◆ TASK DESCRIPTION:
Copy out the entries below in full and exactly.

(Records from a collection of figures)
------------------------------

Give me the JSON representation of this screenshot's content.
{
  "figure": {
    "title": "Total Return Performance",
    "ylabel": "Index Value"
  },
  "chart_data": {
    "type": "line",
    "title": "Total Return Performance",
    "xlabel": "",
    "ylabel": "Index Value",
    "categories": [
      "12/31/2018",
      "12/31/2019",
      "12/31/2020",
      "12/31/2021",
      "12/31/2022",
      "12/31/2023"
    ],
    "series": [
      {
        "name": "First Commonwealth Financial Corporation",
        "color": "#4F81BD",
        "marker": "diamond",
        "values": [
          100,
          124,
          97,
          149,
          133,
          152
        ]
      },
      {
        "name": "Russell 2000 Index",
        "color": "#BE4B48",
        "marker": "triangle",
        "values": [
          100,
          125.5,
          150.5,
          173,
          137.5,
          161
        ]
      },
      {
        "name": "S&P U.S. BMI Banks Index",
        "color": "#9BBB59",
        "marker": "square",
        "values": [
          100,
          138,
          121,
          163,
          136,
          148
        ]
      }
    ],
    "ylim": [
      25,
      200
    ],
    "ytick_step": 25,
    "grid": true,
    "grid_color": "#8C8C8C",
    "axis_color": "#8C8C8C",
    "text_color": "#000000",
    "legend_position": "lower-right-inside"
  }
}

------------------------------

◆ SOLUTION TO THE PROBLEM:
Give me the JSON representation of this screenshot's content.
{
  "figure": {
    "title": "Total Return Performance",
    "ylabel": "Index Value"
  },
  "chart_data": {
    "type": "line",
    "title": "Total Return Performance",
    "xlabel": "",
    "ylabel": "Index Value",
    "categories": [
      "12/31/2018",
      "12/31/2019",
      "12/31/2020",
      "12/31/2021",
      "12/31/2022",
      "12/31/2023"
    ],
    "series": [
      {
        "name": "First Commonwealth Financial Corporation",
        "color": "#4F81BD",
        "marker": "diamond",
        "values": [
          100,
          124,
          97,
          149,
          133,
          152
        ]
      },
      {
        "name": "Russell 2000 Index",
        "color": "#BE4B48",
        "marker": "triangle",
        "values": [
          100,
          125.5,
          150.5,
          173,
          137.5,
          161
        ]
      },
      {
        "name": "S&P U.S. BMI Banks Index",
        "color": "#9BBB59",
        "marker": "square",
        "values": [
          100,
          138,
          121,
          163,
          136,
          148
        ]
      }
    ],
    "ylim": [
      25,
      200
    ],
    "ytick_step": 25,
    "grid": true,
    "grid_color": "#8C8C8C",
    "axis_color": "#8C8C8C",
    "text_color": "#000000",
    "legend_position": "lower-right-inside"
  }
}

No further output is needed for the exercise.